• Exercise description: Repeat the records below exactly, leaving out every picture.

• The records:
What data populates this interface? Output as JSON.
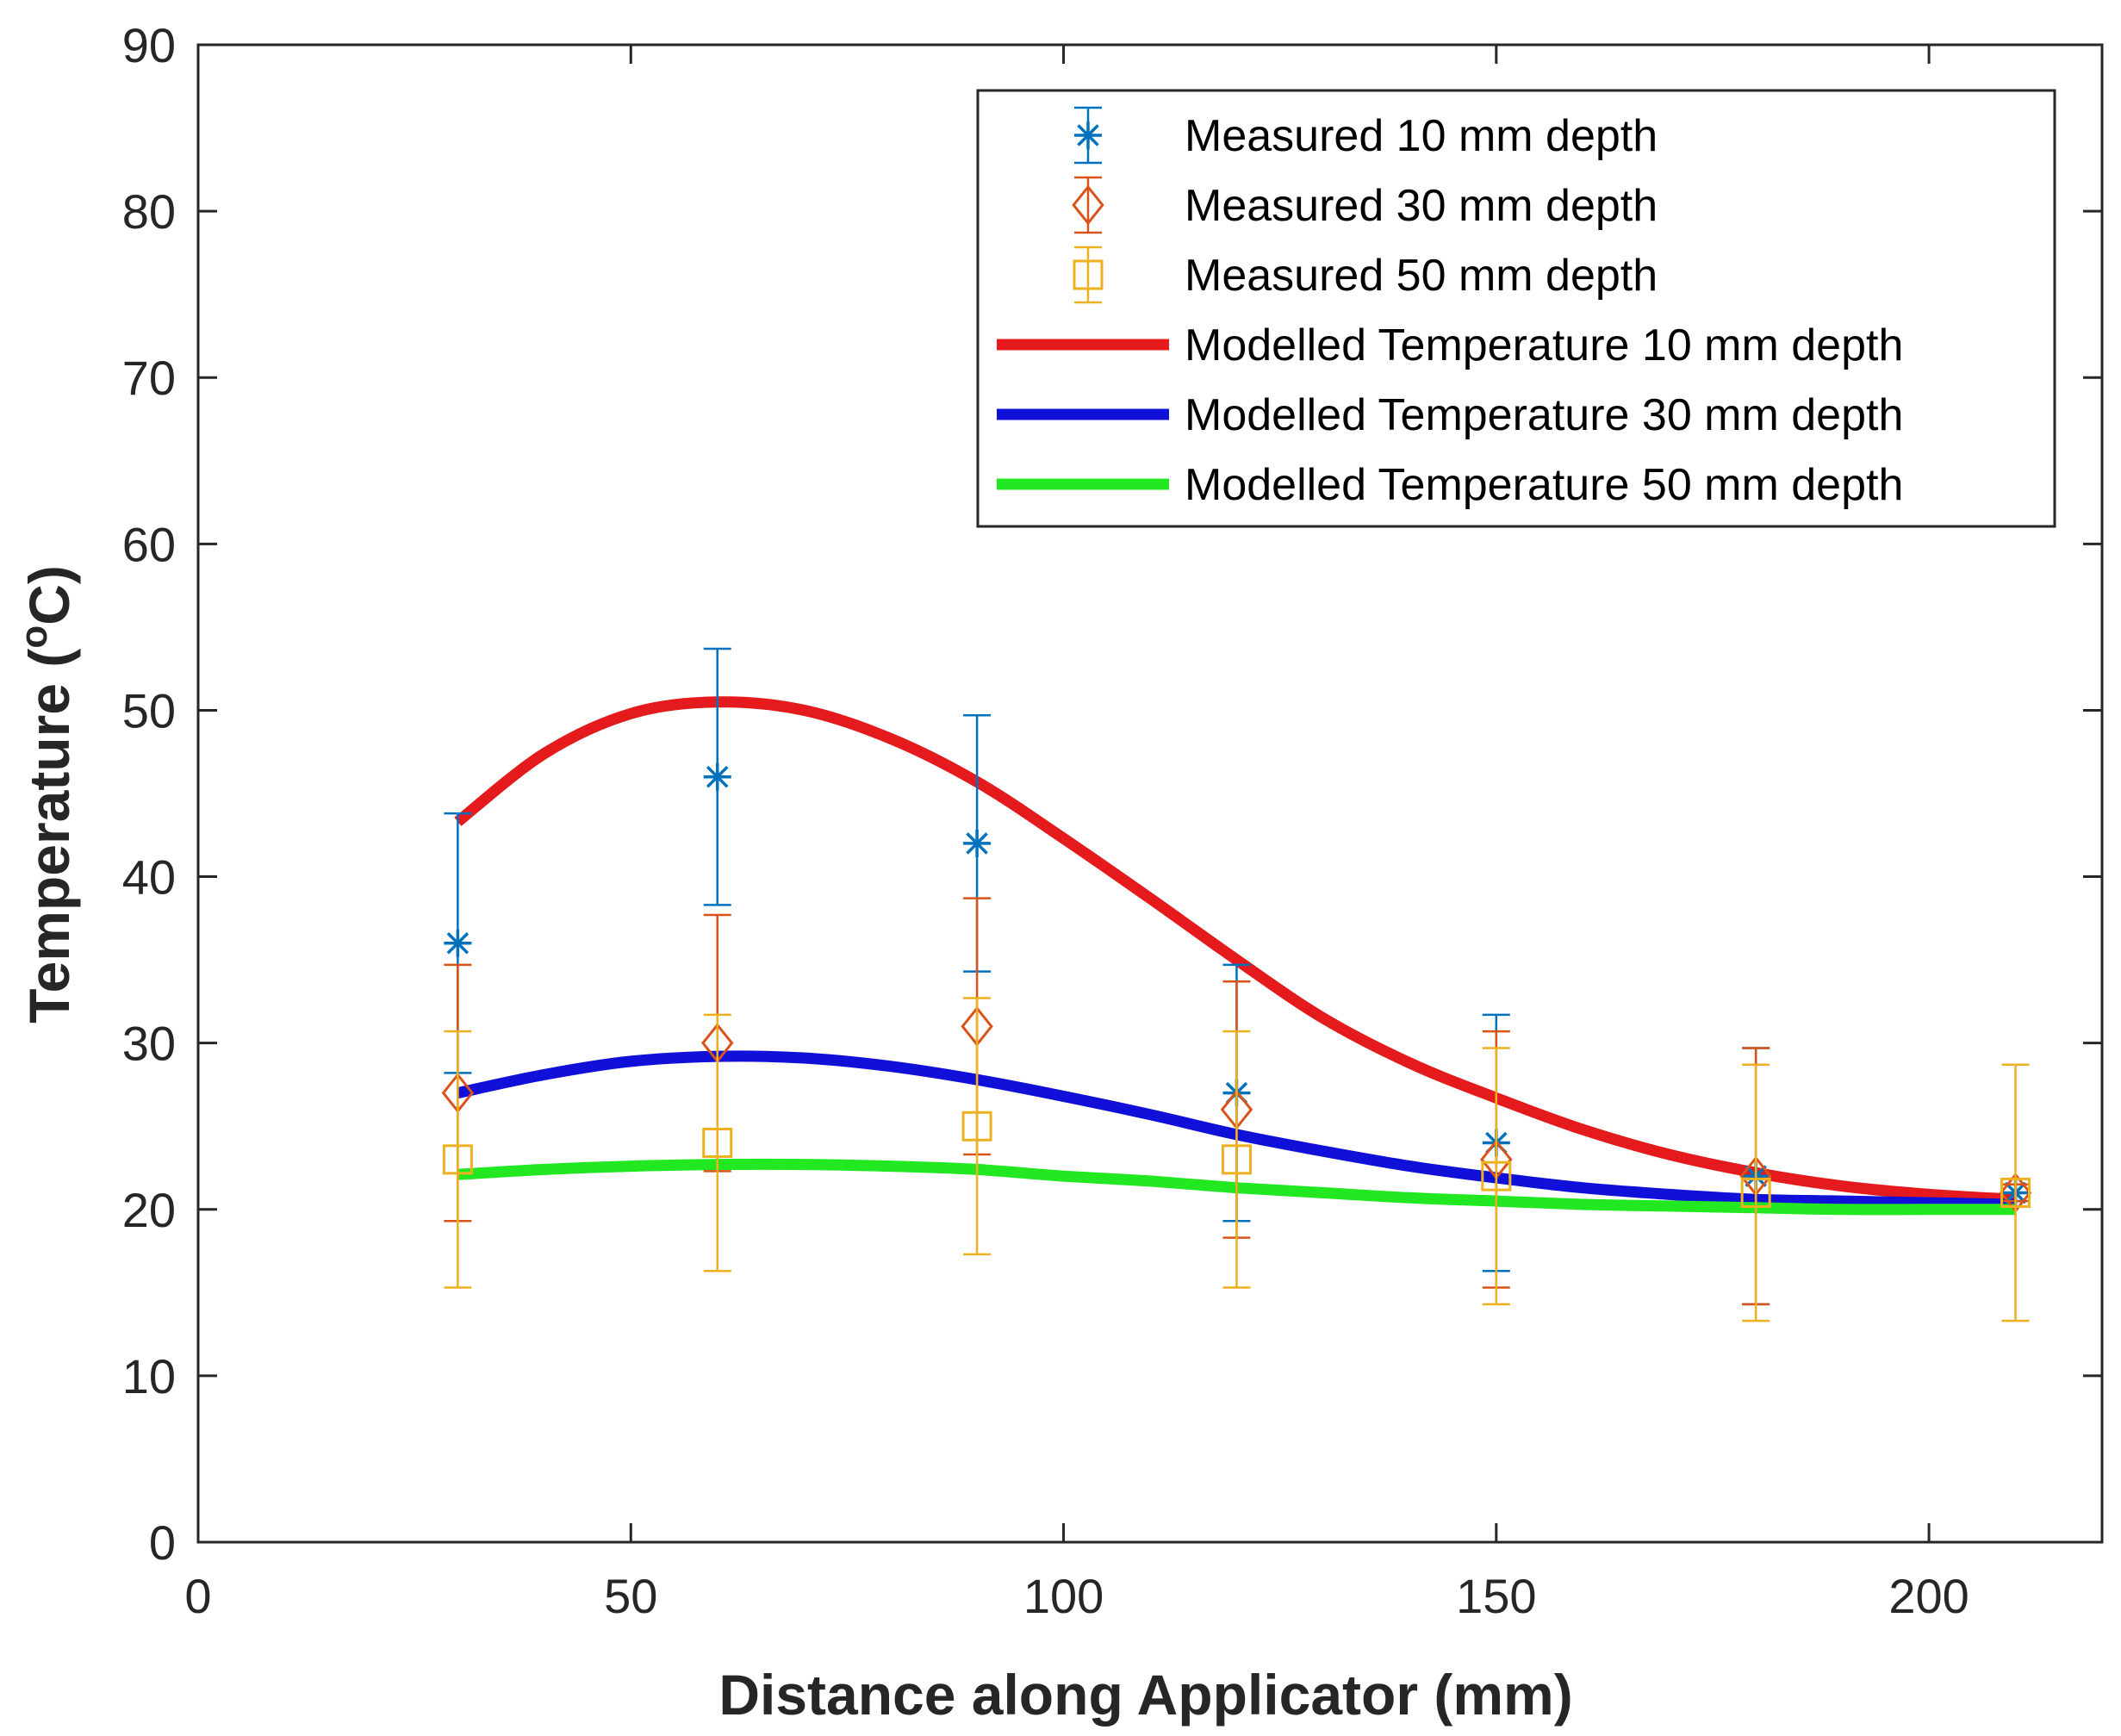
{
  "chart_data": {
    "type": "scatter",
    "title": "",
    "xlabel": "Distance along Applicator (mm)",
    "ylabel_main": "Temperature (",
    "ylabel_sup": "o",
    "ylabel_end": "C)",
    "xlim": [
      0,
      220
    ],
    "ylim": [
      0,
      90
    ],
    "xticks": [
      0,
      50,
      100,
      150,
      200
    ],
    "yticks": [
      0,
      10,
      20,
      30,
      40,
      50,
      60,
      70,
      80,
      90
    ],
    "grid": false,
    "legend_position": "top-right",
    "measured_series": [
      {
        "name": "Measured 10 mm depth",
        "color": "#0072BD",
        "marker": "asterisk",
        "points": [
          {
            "x": 30,
            "y": 36,
            "lo": 28.2,
            "hi": 43.8
          },
          {
            "x": 60,
            "y": 46,
            "lo": 38.3,
            "hi": 53.7
          },
          {
            "x": 90,
            "y": 42,
            "lo": 34.3,
            "hi": 49.7
          },
          {
            "x": 120,
            "y": 27,
            "lo": 19.3,
            "hi": 34.7
          },
          {
            "x": 150,
            "y": 24,
            "lo": 16.3,
            "hi": 31.7
          },
          {
            "x": 180,
            "y": 22,
            "lo": 14.3,
            "hi": 29.7
          },
          {
            "x": 210,
            "y": 21,
            "lo": 20.5,
            "hi": 21.5
          }
        ]
      },
      {
        "name": "Measured 30 mm depth",
        "color": "#D95319",
        "marker": "diamond",
        "points": [
          {
            "x": 30,
            "y": 27,
            "lo": 19.3,
            "hi": 34.7
          },
          {
            "x": 60,
            "y": 30,
            "lo": 22.3,
            "hi": 37.7
          },
          {
            "x": 90,
            "y": 31,
            "lo": 23.3,
            "hi": 38.7
          },
          {
            "x": 120,
            "y": 26,
            "lo": 18.3,
            "hi": 33.7
          },
          {
            "x": 150,
            "y": 23,
            "lo": 15.3,
            "hi": 30.7
          },
          {
            "x": 180,
            "y": 22,
            "lo": 14.3,
            "hi": 29.7
          },
          {
            "x": 210,
            "y": 21,
            "lo": 20.5,
            "hi": 21.5
          }
        ]
      },
      {
        "name": "Measured 50 mm depth",
        "color": "#EDB120",
        "marker": "square",
        "points": [
          {
            "x": 30,
            "y": 23,
            "lo": 15.3,
            "hi": 30.7
          },
          {
            "x": 60,
            "y": 24,
            "lo": 16.3,
            "hi": 31.7
          },
          {
            "x": 90,
            "y": 25,
            "lo": 17.3,
            "hi": 32.7
          },
          {
            "x": 120,
            "y": 23,
            "lo": 15.3,
            "hi": 30.7
          },
          {
            "x": 150,
            "y": 22,
            "lo": 14.3,
            "hi": 29.7
          },
          {
            "x": 180,
            "y": 21,
            "lo": 13.3,
            "hi": 28.7
          },
          {
            "x": 210,
            "y": 21,
            "lo": 13.3,
            "hi": 28.7
          }
        ]
      }
    ],
    "modelled_series": [
      {
        "name": "Modelled Temperature 10 mm depth",
        "color": "#E41A1C",
        "x": [
          30,
          40,
          50,
          60,
          70,
          80,
          90,
          100,
          110,
          120,
          130,
          140,
          150,
          160,
          170,
          180,
          190,
          200,
          210
        ],
        "y": [
          43.3,
          47.4,
          49.8,
          50.5,
          50.0,
          48.3,
          45.7,
          42.3,
          38.7,
          35.0,
          31.5,
          28.8,
          26.7,
          24.8,
          23.3,
          22.2,
          21.4,
          20.9,
          20.6
        ]
      },
      {
        "name": "Modelled Temperature 30 mm depth",
        "color": "#1010D8",
        "x": [
          30,
          40,
          50,
          60,
          70,
          80,
          90,
          100,
          110,
          120,
          130,
          140,
          150,
          160,
          170,
          180,
          190,
          200,
          210
        ],
        "y": [
          27.0,
          28.1,
          28.9,
          29.2,
          29.1,
          28.6,
          27.8,
          26.8,
          25.7,
          24.5,
          23.5,
          22.6,
          21.9,
          21.3,
          20.9,
          20.6,
          20.5,
          20.4,
          20.3
        ]
      },
      {
        "name": "Modelled Temperature 50 mm depth",
        "color": "#22E822",
        "x": [
          30,
          40,
          50,
          60,
          70,
          80,
          90,
          100,
          110,
          120,
          130,
          140,
          150,
          160,
          170,
          180,
          190,
          200,
          210
        ],
        "y": [
          22.1,
          22.4,
          22.6,
          22.7,
          22.7,
          22.6,
          22.4,
          22.0,
          21.7,
          21.3,
          21.0,
          20.7,
          20.5,
          20.3,
          20.2,
          20.1,
          20.0,
          20.0,
          20.0
        ]
      }
    ]
  }
}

• Solution to the exercise:
What data populates this interface? Output as JSON.
{
  "chart_data": {
    "type": "scatter",
    "title": "",
    "xlabel": "Distance along Applicator (mm)",
    "ylabel_main": "Temperature (",
    "ylabel_sup": "o",
    "ylabel_end": "C)",
    "xlim": [
      0,
      220
    ],
    "ylim": [
      0,
      90
    ],
    "xticks": [
      0,
      50,
      100,
      150,
      200
    ],
    "yticks": [
      0,
      10,
      20,
      30,
      40,
      50,
      60,
      70,
      80,
      90
    ],
    "grid": false,
    "legend_position": "top-right",
    "measured_series": [
      {
        "name": "Measured 10 mm depth",
        "color": "#0072BD",
        "marker": "asterisk",
        "points": [
          {
            "x": 30,
            "y": 36,
            "lo": 28.2,
            "hi": 43.8
          },
          {
            "x": 60,
            "y": 46,
            "lo": 38.3,
            "hi": 53.7
          },
          {
            "x": 90,
            "y": 42,
            "lo": 34.3,
            "hi": 49.7
          },
          {
            "x": 120,
            "y": 27,
            "lo": 19.3,
            "hi": 34.7
          },
          {
            "x": 150,
            "y": 24,
            "lo": 16.3,
            "hi": 31.7
          },
          {
            "x": 180,
            "y": 22,
            "lo": 14.3,
            "hi": 29.7
          },
          {
            "x": 210,
            "y": 21,
            "lo": 20.5,
            "hi": 21.5
          }
        ]
      },
      {
        "name": "Measured 30 mm depth",
        "color": "#D95319",
        "marker": "diamond",
        "points": [
          {
            "x": 30,
            "y": 27,
            "lo": 19.3,
            "hi": 34.7
          },
          {
            "x": 60,
            "y": 30,
            "lo": 22.3,
            "hi": 37.7
          },
          {
            "x": 90,
            "y": 31,
            "lo": 23.3,
            "hi": 38.7
          },
          {
            "x": 120,
            "y": 26,
            "lo": 18.3,
            "hi": 33.7
          },
          {
            "x": 150,
            "y": 23,
            "lo": 15.3,
            "hi": 30.7
          },
          {
            "x": 180,
            "y": 22,
            "lo": 14.3,
            "hi": 29.7
          },
          {
            "x": 210,
            "y": 21,
            "lo": 20.5,
            "hi": 21.5
          }
        ]
      },
      {
        "name": "Measured 50 mm depth",
        "color": "#EDB120",
        "marker": "square",
        "points": [
          {
            "x": 30,
            "y": 23,
            "lo": 15.3,
            "hi": 30.7
          },
          {
            "x": 60,
            "y": 24,
            "lo": 16.3,
            "hi": 31.7
          },
          {
            "x": 90,
            "y": 25,
            "lo": 17.3,
            "hi": 32.7
          },
          {
            "x": 120,
            "y": 23,
            "lo": 15.3,
            "hi": 30.7
          },
          {
            "x": 150,
            "y": 22,
            "lo": 14.3,
            "hi": 29.7
          },
          {
            "x": 180,
            "y": 21,
            "lo": 13.3,
            "hi": 28.7
          },
          {
            "x": 210,
            "y": 21,
            "lo": 13.3,
            "hi": 28.7
          }
        ]
      }
    ],
    "modelled_series": [
      {
        "name": "Modelled Temperature 10 mm depth",
        "color": "#E41A1C",
        "x": [
          30,
          40,
          50,
          60,
          70,
          80,
          90,
          100,
          110,
          120,
          130,
          140,
          150,
          160,
          170,
          180,
          190,
          200,
          210
        ],
        "y": [
          43.3,
          47.4,
          49.8,
          50.5,
          50.0,
          48.3,
          45.7,
          42.3,
          38.7,
          35.0,
          31.5,
          28.8,
          26.7,
          24.8,
          23.3,
          22.2,
          21.4,
          20.9,
          20.6
        ]
      },
      {
        "name": "Modelled Temperature 30 mm depth",
        "color": "#1010D8",
        "x": [
          30,
          40,
          50,
          60,
          70,
          80,
          90,
          100,
          110,
          120,
          130,
          140,
          150,
          160,
          170,
          180,
          190,
          200,
          210
        ],
        "y": [
          27.0,
          28.1,
          28.9,
          29.2,
          29.1,
          28.6,
          27.8,
          26.8,
          25.7,
          24.5,
          23.5,
          22.6,
          21.9,
          21.3,
          20.9,
          20.6,
          20.5,
          20.4,
          20.3
        ]
      },
      {
        "name": "Modelled Temperature 50 mm depth",
        "color": "#22E822",
        "x": [
          30,
          40,
          50,
          60,
          70,
          80,
          90,
          100,
          110,
          120,
          130,
          140,
          150,
          160,
          170,
          180,
          190,
          200,
          210
        ],
        "y": [
          22.1,
          22.4,
          22.6,
          22.7,
          22.7,
          22.6,
          22.4,
          22.0,
          21.7,
          21.3,
          21.0,
          20.7,
          20.5,
          20.3,
          20.2,
          20.1,
          20.0,
          20.0,
          20.0
        ]
      }
    ]
  }
}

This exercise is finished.